**What the task asks:** Write out all of the records precisely. Skip anything that is a picture.

____

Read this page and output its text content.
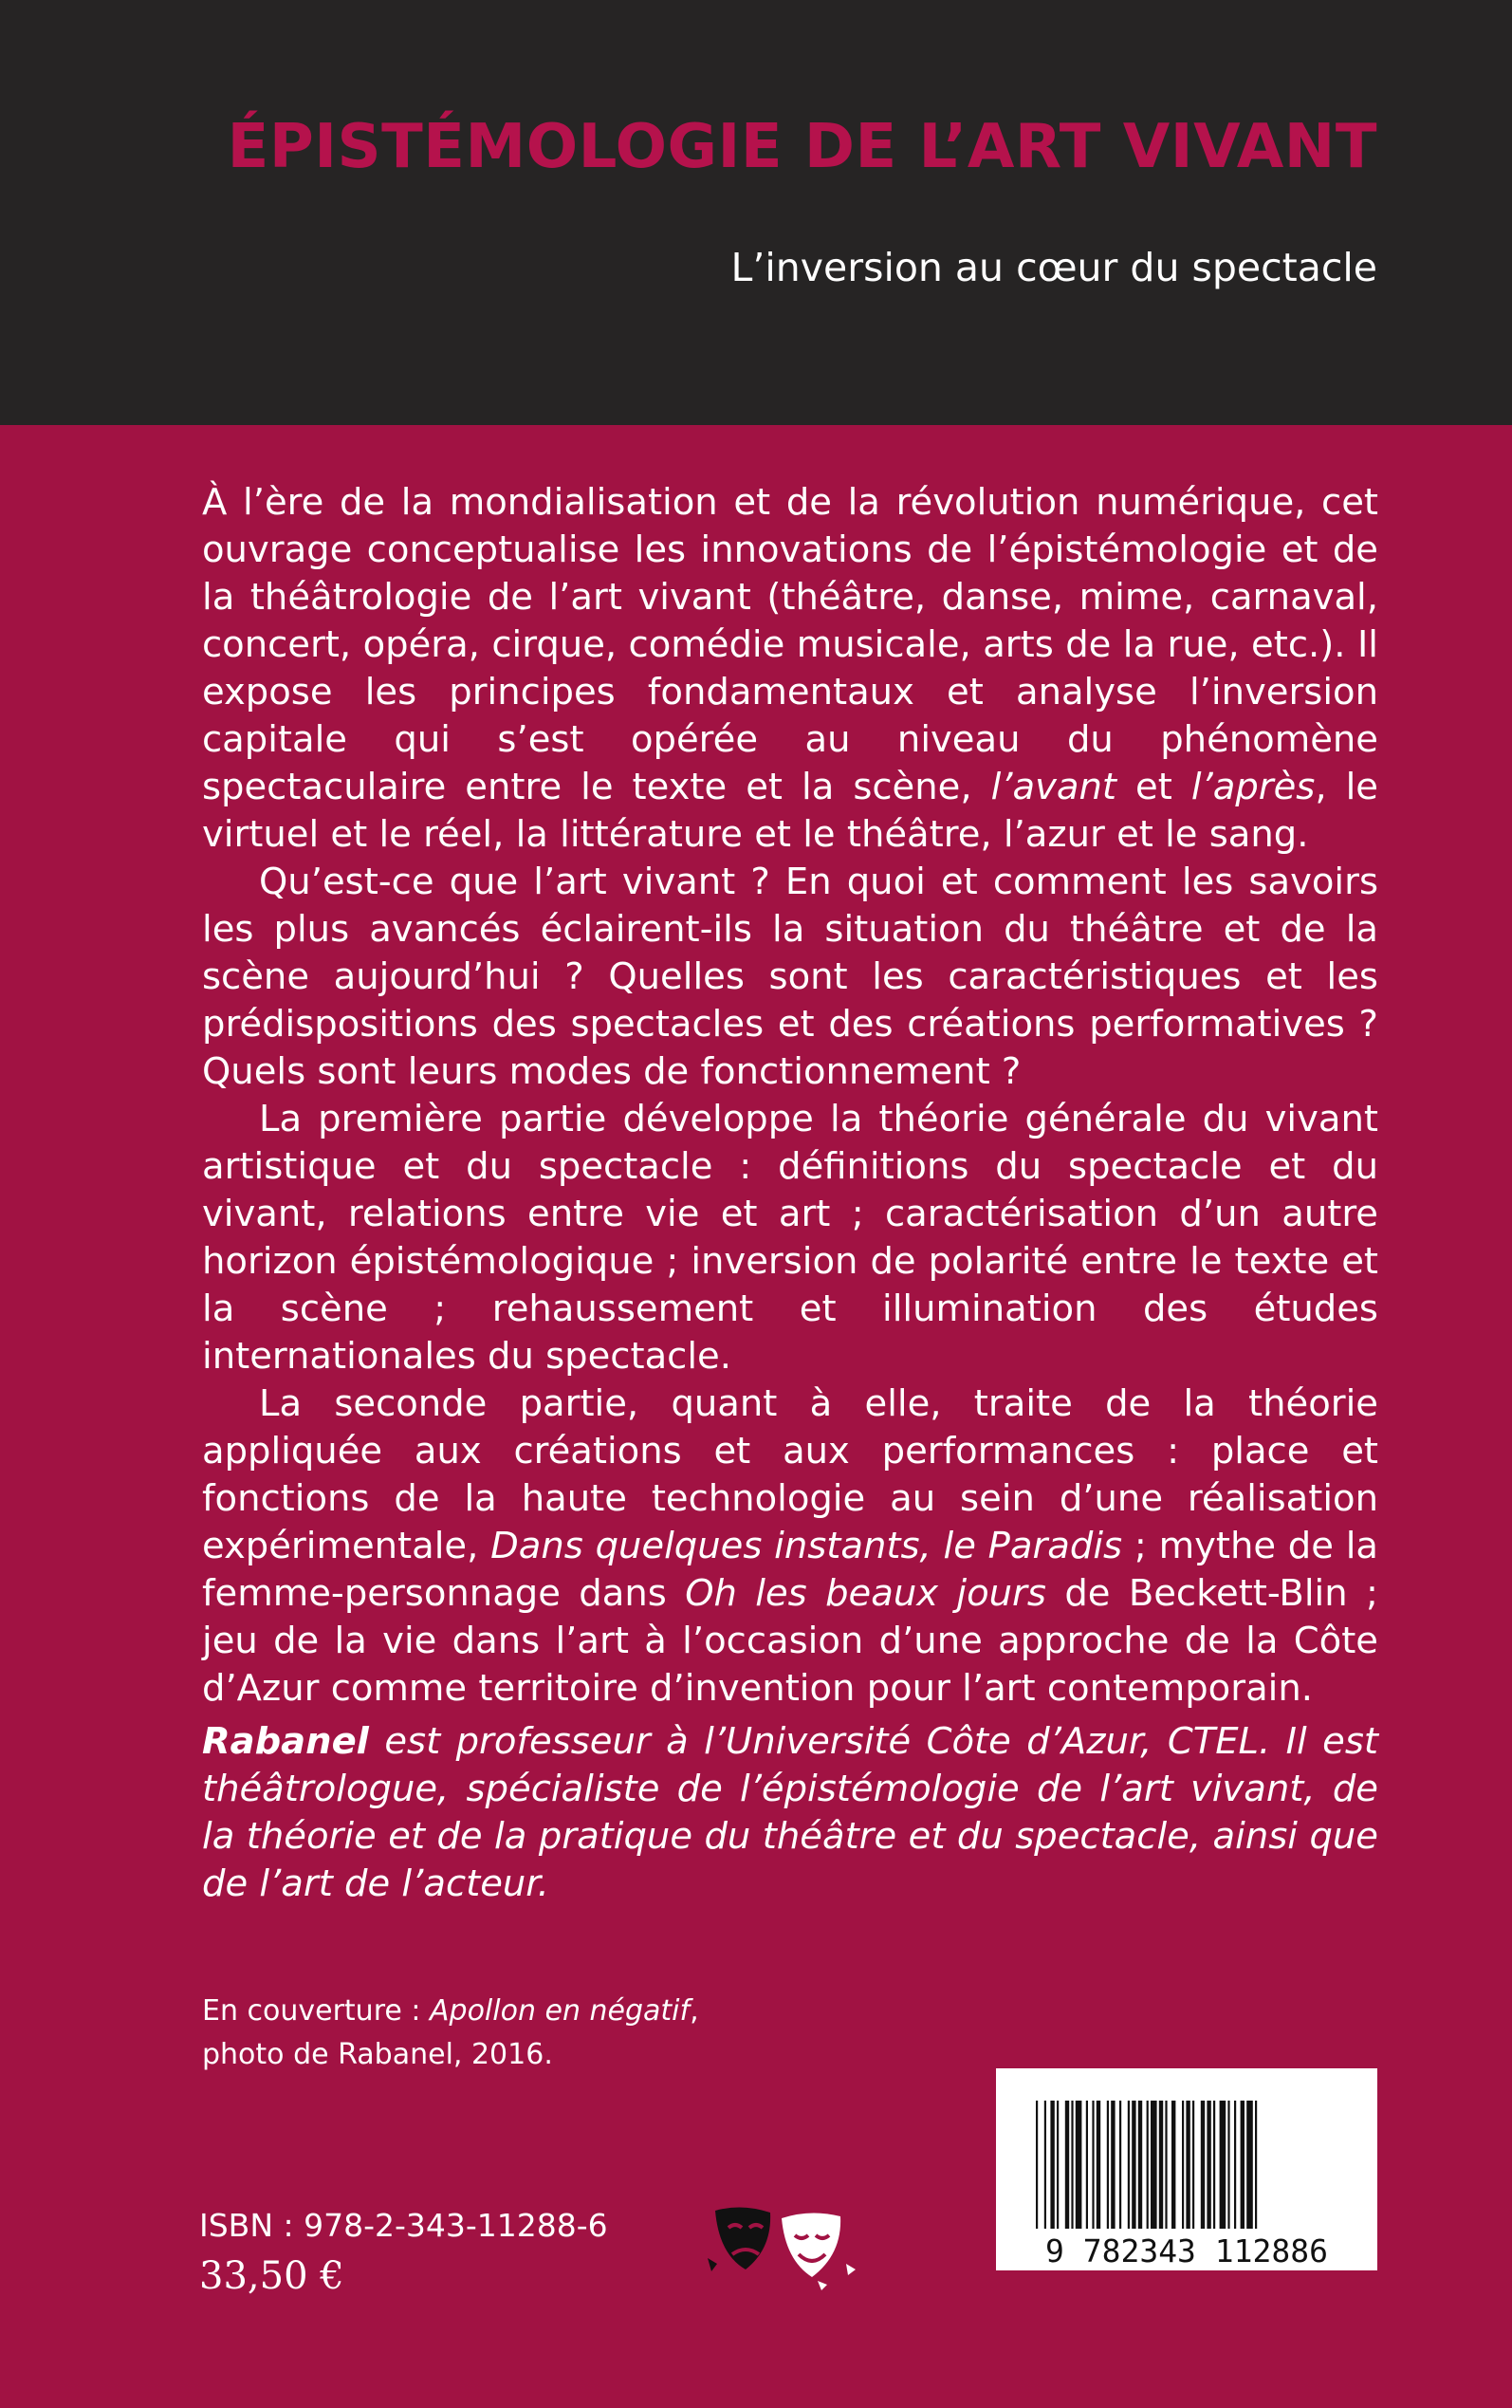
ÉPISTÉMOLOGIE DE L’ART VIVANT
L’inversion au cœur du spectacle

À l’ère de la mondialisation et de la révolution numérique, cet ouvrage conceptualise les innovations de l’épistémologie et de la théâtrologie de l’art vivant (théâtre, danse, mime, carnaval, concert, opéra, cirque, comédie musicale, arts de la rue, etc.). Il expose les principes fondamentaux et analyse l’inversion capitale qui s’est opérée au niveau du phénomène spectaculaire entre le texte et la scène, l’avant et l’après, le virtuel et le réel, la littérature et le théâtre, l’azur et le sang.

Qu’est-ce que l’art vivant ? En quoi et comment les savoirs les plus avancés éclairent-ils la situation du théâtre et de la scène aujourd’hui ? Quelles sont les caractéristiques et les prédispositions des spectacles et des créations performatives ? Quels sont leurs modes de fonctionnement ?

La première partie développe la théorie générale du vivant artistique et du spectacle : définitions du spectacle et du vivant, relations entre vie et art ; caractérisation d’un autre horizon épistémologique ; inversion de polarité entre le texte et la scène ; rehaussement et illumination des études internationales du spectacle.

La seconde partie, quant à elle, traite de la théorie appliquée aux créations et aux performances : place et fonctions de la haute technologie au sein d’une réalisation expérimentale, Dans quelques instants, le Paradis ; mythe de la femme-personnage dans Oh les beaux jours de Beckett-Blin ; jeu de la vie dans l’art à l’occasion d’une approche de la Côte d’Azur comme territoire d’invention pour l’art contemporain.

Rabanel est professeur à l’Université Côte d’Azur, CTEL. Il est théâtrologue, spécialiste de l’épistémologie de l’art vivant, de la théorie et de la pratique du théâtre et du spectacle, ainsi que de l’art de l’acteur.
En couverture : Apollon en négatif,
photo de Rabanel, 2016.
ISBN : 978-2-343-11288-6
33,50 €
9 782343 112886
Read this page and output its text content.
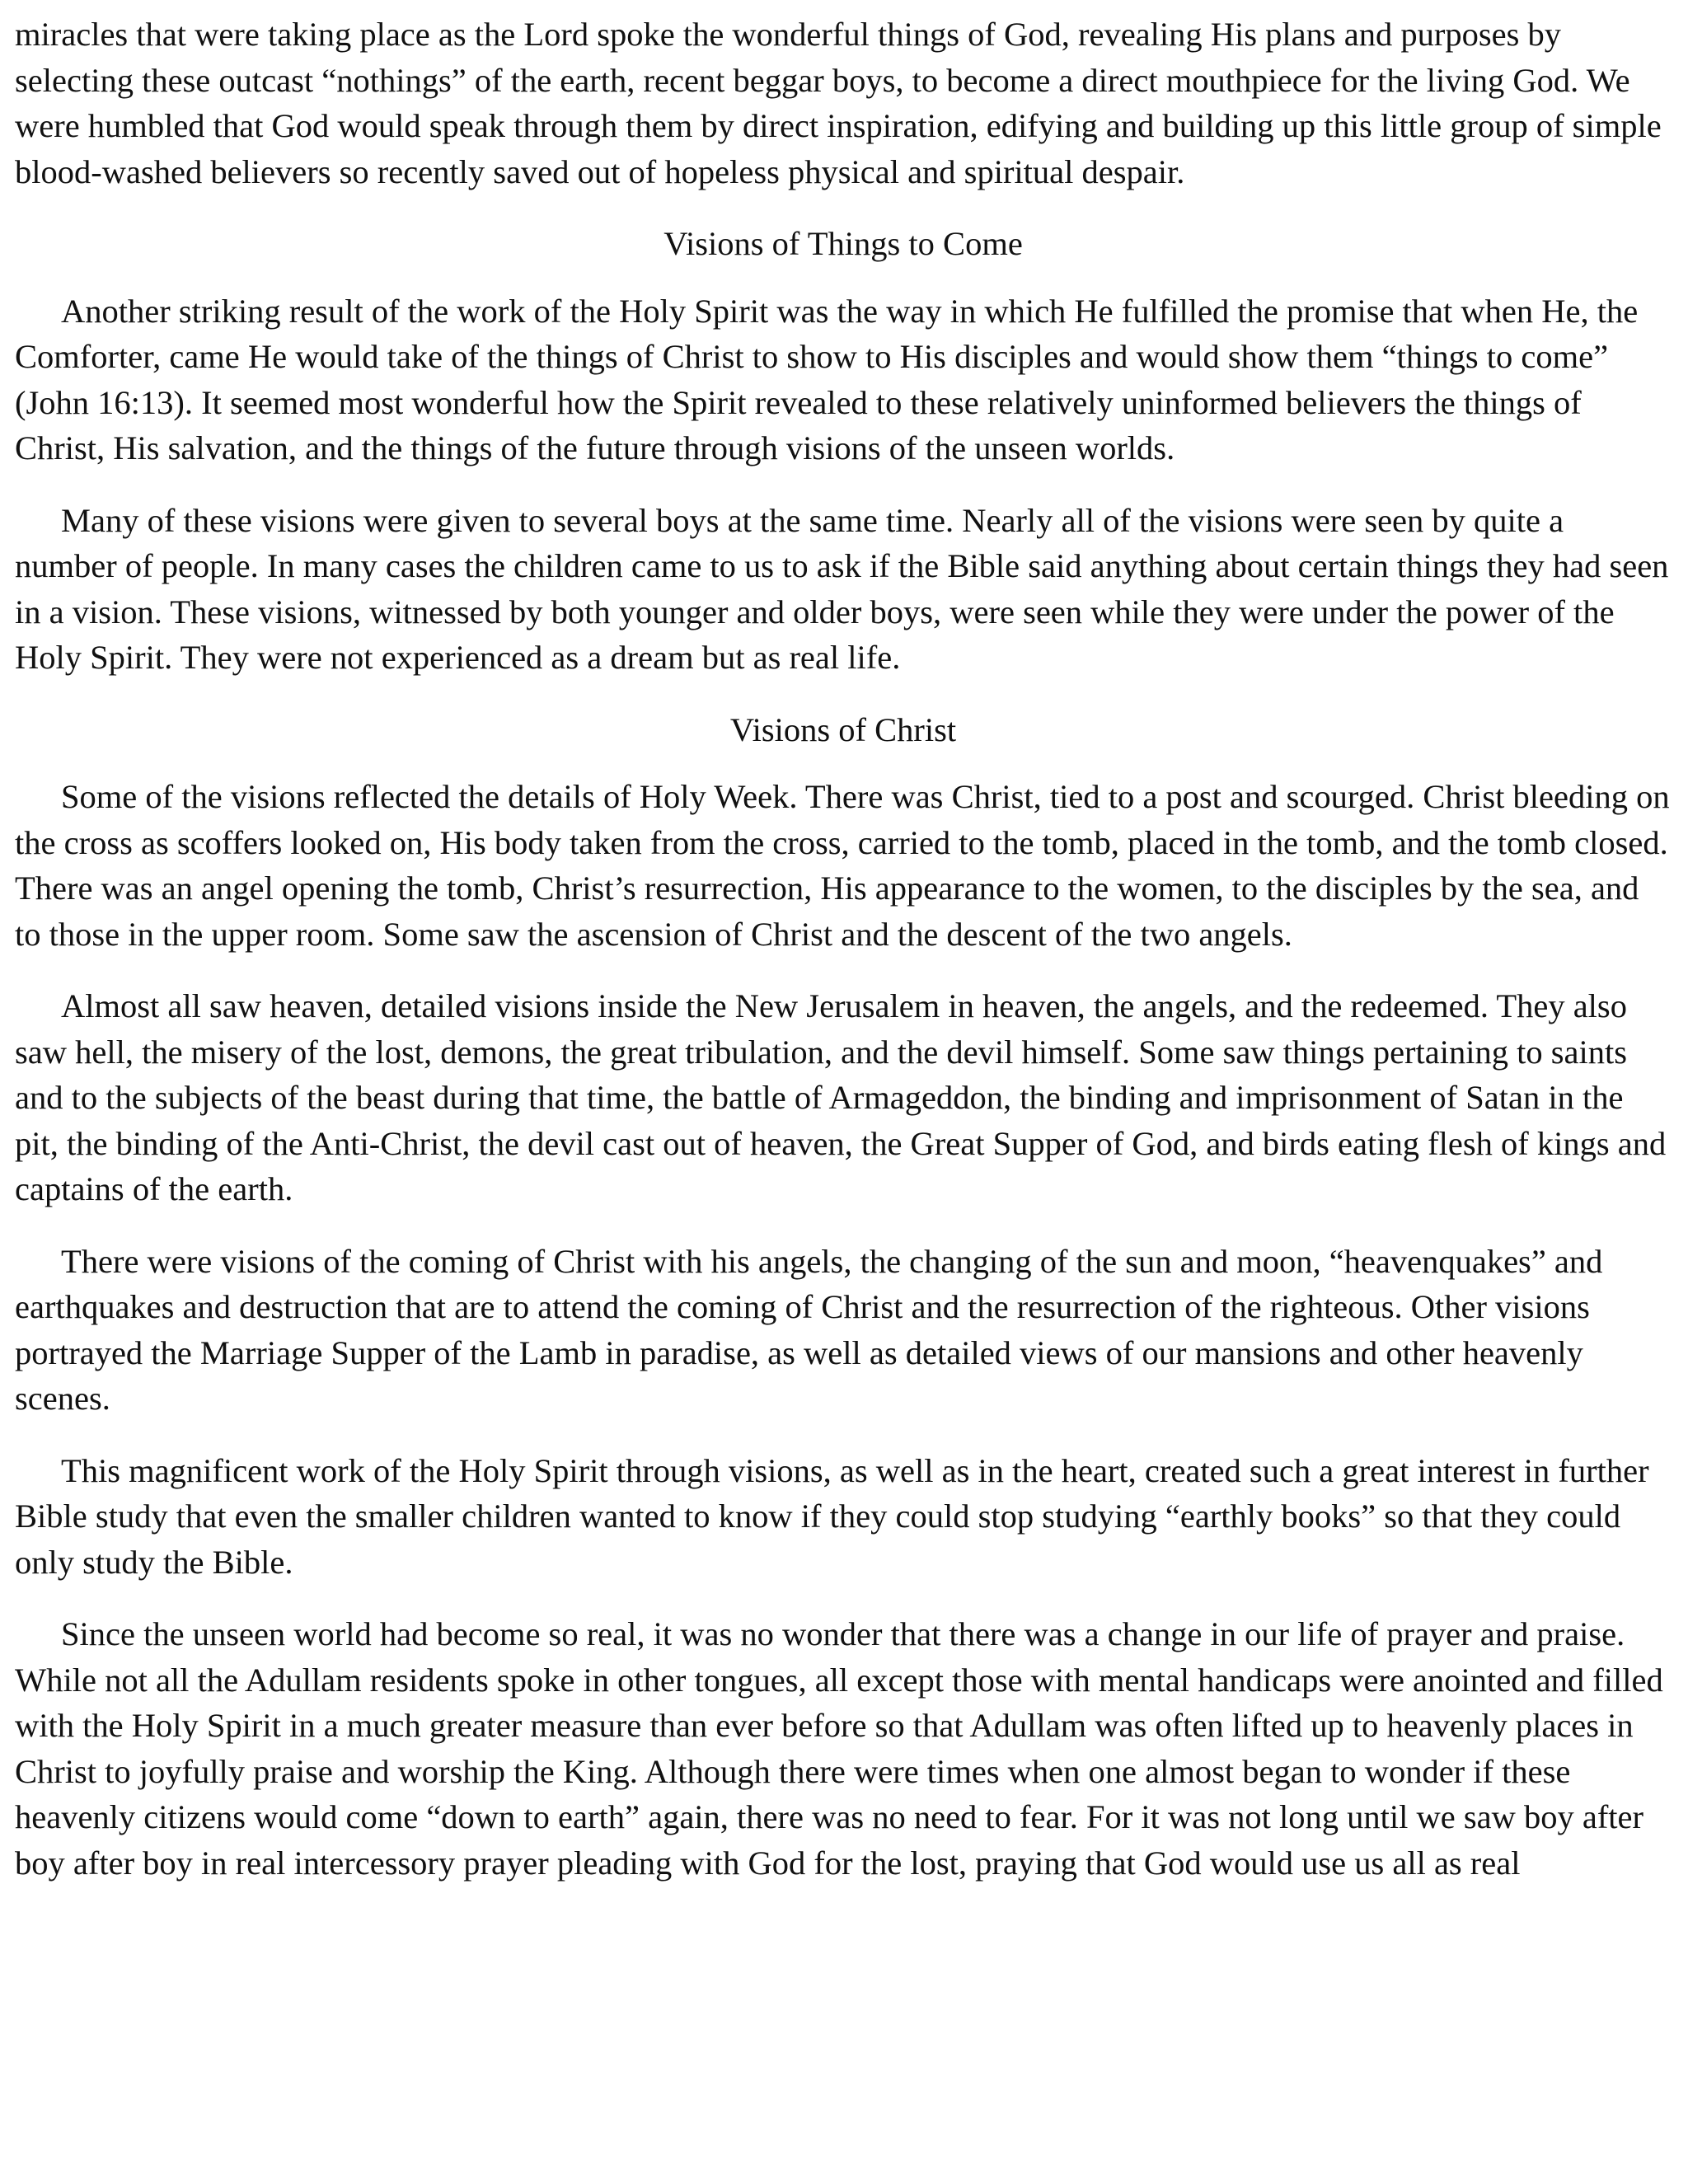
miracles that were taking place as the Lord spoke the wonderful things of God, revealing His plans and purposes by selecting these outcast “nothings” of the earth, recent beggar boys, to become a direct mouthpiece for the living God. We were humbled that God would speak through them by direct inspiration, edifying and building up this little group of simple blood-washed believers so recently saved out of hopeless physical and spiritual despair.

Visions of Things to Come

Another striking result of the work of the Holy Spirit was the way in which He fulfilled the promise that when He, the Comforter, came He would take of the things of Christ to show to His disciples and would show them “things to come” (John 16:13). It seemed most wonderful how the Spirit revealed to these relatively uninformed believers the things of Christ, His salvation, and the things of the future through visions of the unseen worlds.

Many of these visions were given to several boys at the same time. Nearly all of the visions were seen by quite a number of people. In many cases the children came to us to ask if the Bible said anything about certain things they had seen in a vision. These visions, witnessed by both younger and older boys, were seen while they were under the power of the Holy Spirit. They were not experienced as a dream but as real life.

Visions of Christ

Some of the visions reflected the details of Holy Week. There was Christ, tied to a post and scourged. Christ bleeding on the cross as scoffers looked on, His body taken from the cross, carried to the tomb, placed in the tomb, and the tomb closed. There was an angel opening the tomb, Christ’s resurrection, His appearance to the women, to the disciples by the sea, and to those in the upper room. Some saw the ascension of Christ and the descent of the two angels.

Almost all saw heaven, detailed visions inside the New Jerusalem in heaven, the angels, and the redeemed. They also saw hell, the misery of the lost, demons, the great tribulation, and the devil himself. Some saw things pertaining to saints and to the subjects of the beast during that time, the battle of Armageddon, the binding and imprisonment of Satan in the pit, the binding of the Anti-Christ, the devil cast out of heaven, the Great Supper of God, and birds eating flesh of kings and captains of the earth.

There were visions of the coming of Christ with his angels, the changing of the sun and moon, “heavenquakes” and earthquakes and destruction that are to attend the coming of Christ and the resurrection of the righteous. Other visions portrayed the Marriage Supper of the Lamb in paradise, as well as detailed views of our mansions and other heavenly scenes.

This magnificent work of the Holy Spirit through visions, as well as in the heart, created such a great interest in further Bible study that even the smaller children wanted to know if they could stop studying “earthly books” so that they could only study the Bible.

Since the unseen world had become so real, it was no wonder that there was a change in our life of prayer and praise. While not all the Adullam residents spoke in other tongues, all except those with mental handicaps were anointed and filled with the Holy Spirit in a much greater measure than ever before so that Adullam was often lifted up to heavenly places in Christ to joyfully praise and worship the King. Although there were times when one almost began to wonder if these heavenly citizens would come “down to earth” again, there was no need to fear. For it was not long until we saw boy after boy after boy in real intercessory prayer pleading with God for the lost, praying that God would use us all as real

____

**Full answer:**
Read this page and output its text content.
ÉPISTÉMOLOGIE DE L’ART VIVANT
L’inversion au cœur du spectacle

À l’ère de la mondialisation et de la révolution numérique, cet ouvrage conceptualise les innovations de l’épistémologie et de la théâtrologie de l’art vivant (théâtre, danse, mime, carnaval, concert, opéra, cirque, comédie musicale, arts de la rue, etc.). Il expose les principes fondamentaux et analyse l’inversion capitale qui s’est opérée au niveau du phénomène spectaculaire entre le texte et la scène, l’avant et l’après, le virtuel et le réel, la littérature et le théâtre, l’azur et le sang.

Qu’est-ce que l’art vivant ? En quoi et comment les savoirs les plus avancés éclairent-ils la situation du théâtre et de la scène aujourd’hui ? Quelles sont les caractéristiques et les prédispositions des spectacles et des créations performatives ? Quels sont leurs modes de fonctionnement ?

La première partie développe la théorie générale du vivant artistique et du spectacle : définitions du spectacle et du vivant, relations entre vie et art ; caractérisation d’un autre horizon épistémologique ; inversion de polarité entre le texte et la scène ; rehaussement et illumination des études internationales du spectacle.

La seconde partie, quant à elle, traite de la théorie appliquée aux créations et aux performances : place et fonctions de la haute technologie au sein d’une réalisation expérimentale, Dans quelques instants, le Paradis ; mythe de la femme-personnage dans Oh les beaux jours de Beckett-Blin ; jeu de la vie dans l’art à l’occasion d’une approche de la Côte d’Azur comme territoire d’invention pour l’art contemporain.

Rabanel est professeur à l’Université Côte d’Azur, CTEL. Il est théâtrologue, spécialiste de l’épistémologie de l’art vivant, de la théorie et de la pratique du théâtre et du spectacle, ainsi que de l’art de l’acteur.
En couverture : Apollon en négatif,
photo de Rabanel, 2016.
ISBN : 978-2-343-11288-6
33,50 €
9 782343 112886
Read this page and output its text content.
miracles that were taking place as the Lord spoke the wonderful things of God, revealing His plans and purposes by selecting these outcast “nothings” of the earth, recent beggar boys, to become a direct mouthpiece for the living God. We were humbled that God would speak through them by direct inspiration, edifying and building up this little group of simple blood-washed believers so recently saved out of hopeless physical and spiritual despair.

Visions of Things to Come

Another striking result of the work of the Holy Spirit was the way in which He fulfilled the promise that when He, the Comforter, came He would take of the things of Christ to show to His disciples and would show them “things to come” (John 16:13). It seemed most wonderful how the Spirit revealed to these relatively uninformed believers the things of Christ, His salvation, and the things of the future through visions of the unseen worlds.

Many of these visions were given to several boys at the same time. Nearly all of the visions were seen by quite a number of people. In many cases the children came to us to ask if the Bible said anything about certain things they had seen in a vision. These visions, witnessed by both younger and older boys, were seen while they were under the power of the Holy Spirit. They were not experienced as a dream but as real life.

Visions of Christ

Some of the visions reflected the details of Holy Week. There was Christ, tied to a post and scourged. Christ bleeding on the cross as scoffers looked on, His body taken from the cross, carried to the tomb, placed in the tomb, and the tomb closed. There was an angel opening the tomb, Christ’s resurrection, His appearance to the women, to the disciples by the sea, and to those in the upper room. Some saw the ascension of Christ and the descent of the two angels.

Almost all saw heaven, detailed visions inside the New Jerusalem in heaven, the angels, and the redeemed. They also saw hell, the misery of the lost, demons, the great tribulation, and the devil himself. Some saw things pertaining to saints and to the subjects of the beast during that time, the battle of Armageddon, the binding and imprisonment of Satan in the pit, the binding of the Anti-Christ, the devil cast out of heaven, the Great Supper of God, and birds eating flesh of kings and captains of the earth.

There were visions of the coming of Christ with his angels, the changing of the sun and moon, “heavenquakes” and earthquakes and destruction that are to attend the coming of Christ and the resurrection of the righteous. Other visions portrayed the Marriage Supper of the Lamb in paradise, as well as detailed views of our mansions and other heavenly scenes.

This magnificent work of the Holy Spirit through visions, as well as in the heart, created such a great interest in further Bible study that even the smaller children wanted to know if they could stop studying “earthly books” so that they could only study the Bible.

Since the unseen world had become so real, it was no wonder that there was a change in our life of prayer and praise. While not all the Adullam residents spoke in other tongues, all except those with mental handicaps were anointed and filled with the Holy Spirit in a much greater measure than ever before so that Adullam was often lifted up to heavenly places in Christ to joyfully praise and worship the King. Although there were times when one almost began to wonder if these heavenly citizens would come “down to earth” again, there was no need to fear. For it was not long until we saw boy after boy after boy in real intercessory prayer pleading with God for the lost, praying that God would use us all as real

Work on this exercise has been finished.